===== Raw records

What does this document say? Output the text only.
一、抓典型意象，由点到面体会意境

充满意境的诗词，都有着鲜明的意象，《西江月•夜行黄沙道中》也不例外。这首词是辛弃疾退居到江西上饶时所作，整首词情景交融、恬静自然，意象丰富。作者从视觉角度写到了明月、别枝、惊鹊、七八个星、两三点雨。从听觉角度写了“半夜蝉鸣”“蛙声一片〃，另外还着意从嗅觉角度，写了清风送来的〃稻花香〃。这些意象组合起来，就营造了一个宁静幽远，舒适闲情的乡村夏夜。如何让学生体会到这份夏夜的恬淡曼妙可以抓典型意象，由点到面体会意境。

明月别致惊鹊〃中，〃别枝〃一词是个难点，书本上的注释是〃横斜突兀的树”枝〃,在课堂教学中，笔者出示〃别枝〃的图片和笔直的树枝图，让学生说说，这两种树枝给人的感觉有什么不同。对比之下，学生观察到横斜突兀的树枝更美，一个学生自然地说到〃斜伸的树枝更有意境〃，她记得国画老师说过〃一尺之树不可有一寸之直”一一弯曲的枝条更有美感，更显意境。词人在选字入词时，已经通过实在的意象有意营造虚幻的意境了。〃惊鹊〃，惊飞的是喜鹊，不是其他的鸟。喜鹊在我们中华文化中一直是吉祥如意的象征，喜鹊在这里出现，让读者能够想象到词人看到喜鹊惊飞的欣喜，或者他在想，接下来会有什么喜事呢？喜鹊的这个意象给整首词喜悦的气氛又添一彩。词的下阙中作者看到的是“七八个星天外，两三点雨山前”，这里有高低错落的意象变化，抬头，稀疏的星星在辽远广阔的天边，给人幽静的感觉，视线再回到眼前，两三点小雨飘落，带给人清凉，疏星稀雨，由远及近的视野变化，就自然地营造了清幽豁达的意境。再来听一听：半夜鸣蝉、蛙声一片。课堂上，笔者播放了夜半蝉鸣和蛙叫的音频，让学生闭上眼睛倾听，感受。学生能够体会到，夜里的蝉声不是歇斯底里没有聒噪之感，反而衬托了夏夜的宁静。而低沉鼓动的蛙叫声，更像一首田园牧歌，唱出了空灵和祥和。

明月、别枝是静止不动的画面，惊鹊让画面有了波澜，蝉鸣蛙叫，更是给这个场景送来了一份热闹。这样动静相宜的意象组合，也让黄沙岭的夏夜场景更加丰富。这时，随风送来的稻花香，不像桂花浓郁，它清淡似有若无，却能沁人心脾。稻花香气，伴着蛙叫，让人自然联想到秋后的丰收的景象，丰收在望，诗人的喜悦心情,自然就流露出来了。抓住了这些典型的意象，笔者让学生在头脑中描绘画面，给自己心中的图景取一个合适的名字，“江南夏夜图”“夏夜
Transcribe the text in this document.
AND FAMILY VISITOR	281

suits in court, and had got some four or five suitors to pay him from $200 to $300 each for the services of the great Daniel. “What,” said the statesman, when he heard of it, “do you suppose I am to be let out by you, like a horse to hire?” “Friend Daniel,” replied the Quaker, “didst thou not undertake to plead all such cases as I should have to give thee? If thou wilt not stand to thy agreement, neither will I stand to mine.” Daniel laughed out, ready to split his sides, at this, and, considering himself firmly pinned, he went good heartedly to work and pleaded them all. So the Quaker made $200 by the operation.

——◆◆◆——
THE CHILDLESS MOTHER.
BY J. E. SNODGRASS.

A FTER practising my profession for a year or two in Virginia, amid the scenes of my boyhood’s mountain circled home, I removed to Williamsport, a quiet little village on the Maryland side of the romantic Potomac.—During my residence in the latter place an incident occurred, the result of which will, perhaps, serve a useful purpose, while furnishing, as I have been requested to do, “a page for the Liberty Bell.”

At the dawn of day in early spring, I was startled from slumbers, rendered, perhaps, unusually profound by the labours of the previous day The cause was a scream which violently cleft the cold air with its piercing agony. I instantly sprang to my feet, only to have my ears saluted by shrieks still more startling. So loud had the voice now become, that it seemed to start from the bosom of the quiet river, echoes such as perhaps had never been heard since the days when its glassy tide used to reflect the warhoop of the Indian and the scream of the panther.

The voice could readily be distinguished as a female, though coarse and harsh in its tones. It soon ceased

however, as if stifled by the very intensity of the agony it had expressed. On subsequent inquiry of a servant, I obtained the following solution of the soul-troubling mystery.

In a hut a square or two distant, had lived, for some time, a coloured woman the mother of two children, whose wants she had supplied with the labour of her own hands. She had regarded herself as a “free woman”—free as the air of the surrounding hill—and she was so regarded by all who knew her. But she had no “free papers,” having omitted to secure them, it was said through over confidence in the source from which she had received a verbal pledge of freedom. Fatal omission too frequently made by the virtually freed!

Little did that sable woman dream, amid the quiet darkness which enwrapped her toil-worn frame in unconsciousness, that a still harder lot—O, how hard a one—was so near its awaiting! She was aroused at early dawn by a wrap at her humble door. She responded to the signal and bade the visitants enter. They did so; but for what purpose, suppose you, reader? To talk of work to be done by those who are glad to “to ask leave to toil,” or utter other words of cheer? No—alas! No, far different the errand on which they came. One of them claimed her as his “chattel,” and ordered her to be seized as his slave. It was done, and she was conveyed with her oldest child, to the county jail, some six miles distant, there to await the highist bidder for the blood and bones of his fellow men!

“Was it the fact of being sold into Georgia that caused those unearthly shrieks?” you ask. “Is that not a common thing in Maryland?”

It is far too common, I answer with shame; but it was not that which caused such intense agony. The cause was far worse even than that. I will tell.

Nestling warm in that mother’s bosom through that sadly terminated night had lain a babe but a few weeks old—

==========

What to work on
Please reproduce every line of the material word for word.

The completed task
What does this document say? Output the text only.
一、抓典型意象，由点到面体会意境

充满意境的诗词，都有着鲜明的意象，《西江月•夜行黄沙道中》也不例外。这首词是辛弃疾退居到江西上饶时所作，整首词情景交融、恬静自然，意象丰富。作者从视觉角度写到了明月、别枝、惊鹊、七八个星、两三点雨。从听觉角度写了“半夜蝉鸣”“蛙声一片〃，另外还着意从嗅觉角度，写了清风送来的〃稻花香〃。这些意象组合起来，就营造了一个宁静幽远，舒适闲情的乡村夏夜。如何让学生体会到这份夏夜的恬淡曼妙可以抓典型意象，由点到面体会意境。

明月别致惊鹊〃中，〃别枝〃一词是个难点，书本上的注释是〃横斜突兀的树”枝〃,在课堂教学中，笔者出示〃别枝〃的图片和笔直的树枝图，让学生说说，这两种树枝给人的感觉有什么不同。对比之下，学生观察到横斜突兀的树枝更美，一个学生自然地说到〃斜伸的树枝更有意境〃，她记得国画老师说过〃一尺之树不可有一寸之直”一一弯曲的枝条更有美感，更显意境。词人在选字入词时，已经通过实在的意象有意营造虚幻的意境了。〃惊鹊〃，惊飞的是喜鹊，不是其他的鸟。喜鹊在我们中华文化中一直是吉祥如意的象征，喜鹊在这里出现，让读者能够想象到词人看到喜鹊惊飞的欣喜，或者他在想，接下来会有什么喜事呢？喜鹊的这个意象给整首词喜悦的气氛又添一彩。词的下阙中作者看到的是“七八个星天外，两三点雨山前”，这里有高低错落的意象变化，抬头，稀疏的星星在辽远广阔的天边，给人幽静的感觉，视线再回到眼前，两三点小雨飘落，带给人清凉，疏星稀雨，由远及近的视野变化，就自然地营造了清幽豁达的意境。再来听一听：半夜鸣蝉、蛙声一片。课堂上，笔者播放了夜半蝉鸣和蛙叫的音频，让学生闭上眼睛倾听，感受。学生能够体会到，夜里的蝉声不是歇斯底里没有聒噪之感，反而衬托了夏夜的宁静。而低沉鼓动的蛙叫声，更像一首田园牧歌，唱出了空灵和祥和。

明月、别枝是静止不动的画面，惊鹊让画面有了波澜，蝉鸣蛙叫，更是给这个场景送来了一份热闹。这样动静相宜的意象组合，也让黄沙岭的夏夜场景更加丰富。这时，随风送来的稻花香，不像桂花浓郁，它清淡似有若无，却能沁人心脾。稻花香气，伴着蛙叫，让人自然联想到秋后的丰收的景象，丰收在望，诗人的喜悦心情,自然就流露出来了。抓住了这些典型的意象，笔者让学生在头脑中描绘画面，给自己心中的图景取一个合适的名字，“江南夏夜图”“夏夜
Transcribe the text in this document.
AND FAMILY VISITOR	281

suits in court, and had got some four or five suitors to pay him from $200 to $300 each for the services of the great Daniel. “What,” said the statesman, when he heard of it, “do you suppose I am to be let out by you, like a horse to hire?” “Friend Daniel,” replied the Quaker, “didst thou not undertake to plead all such cases as I should have to give thee? If thou wilt not stand to thy agreement, neither will I stand to mine.” Daniel laughed out, ready to split his sides, at this, and, considering himself firmly pinned, he went good heartedly to work and pleaded them all. So the Quaker made $200 by the operation.

——◆◆◆——
THE CHILDLESS MOTHER.
BY J. E. SNODGRASS.

A FTER practising my profession for a year or two in Virginia, amid the scenes of my boyhood’s mountain circled home, I removed to Williamsport, a quiet little village on the Maryland side of the romantic Potomac.—During my residence in the latter place an incident occurred, the result of which will, perhaps, serve a useful purpose, while furnishing, as I have been requested to do, “a page for the Liberty Bell.”

At the dawn of day in early spring, I was startled from slumbers, rendered, perhaps, unusually profound by the labours of the previous day The cause was a scream which violently cleft the cold air with its piercing agony. I instantly sprang to my feet, only to have my ears saluted by shrieks still more startling. So loud had the voice now become, that it seemed to start from the bosom of the quiet river, echoes such as perhaps had never been heard since the days when its glassy tide used to reflect the warhoop of the Indian and the scream of the panther.

The voice could readily be distinguished as a female, though coarse and harsh in its tones. It soon ceased

however, as if stifled by the very intensity of the agony it had expressed. On subsequent inquiry of a servant, I obtained the following solution of the soul-troubling mystery.

In a hut a square or two distant, had lived, for some time, a coloured woman the mother of two children, whose wants she had supplied with the labour of her own hands. She had regarded herself as a “free woman”—free as the air of the surrounding hill—and she was so regarded by all who knew her. But she had no “free papers,” having omitted to secure them, it was said through over confidence in the source from which she had received a verbal pledge of freedom. Fatal omission too frequently made by the virtually freed!

Little did that sable woman dream, amid the quiet darkness which enwrapped her toil-worn frame in unconsciousness, that a still harder lot—O, how hard a one—was so near its awaiting! She was aroused at early dawn by a wrap at her humble door. She responded to the signal and bade the visitants enter. They did so; but for what purpose, suppose you, reader? To talk of work to be done by those who are glad to “to ask leave to toil,” or utter other words of cheer? No—alas! No, far different the errand on which they came. One of them claimed her as his “chattel,” and ordered her to be seized as his slave. It was done, and she was conveyed with her oldest child, to the county jail, some six miles distant, there to await the highist bidder for the blood and bones of his fellow men!

“Was it the fact of being sold into Georgia that caused those unearthly shrieks?” you ask. “Is that not a common thing in Maryland?”

It is far too common, I answer with shame; but it was not that which caused such intense agony. The cause was far worse even than that. I will tell.

Nestling warm in that mother’s bosom through that sadly terminated night had lain a babe but a few weeks old—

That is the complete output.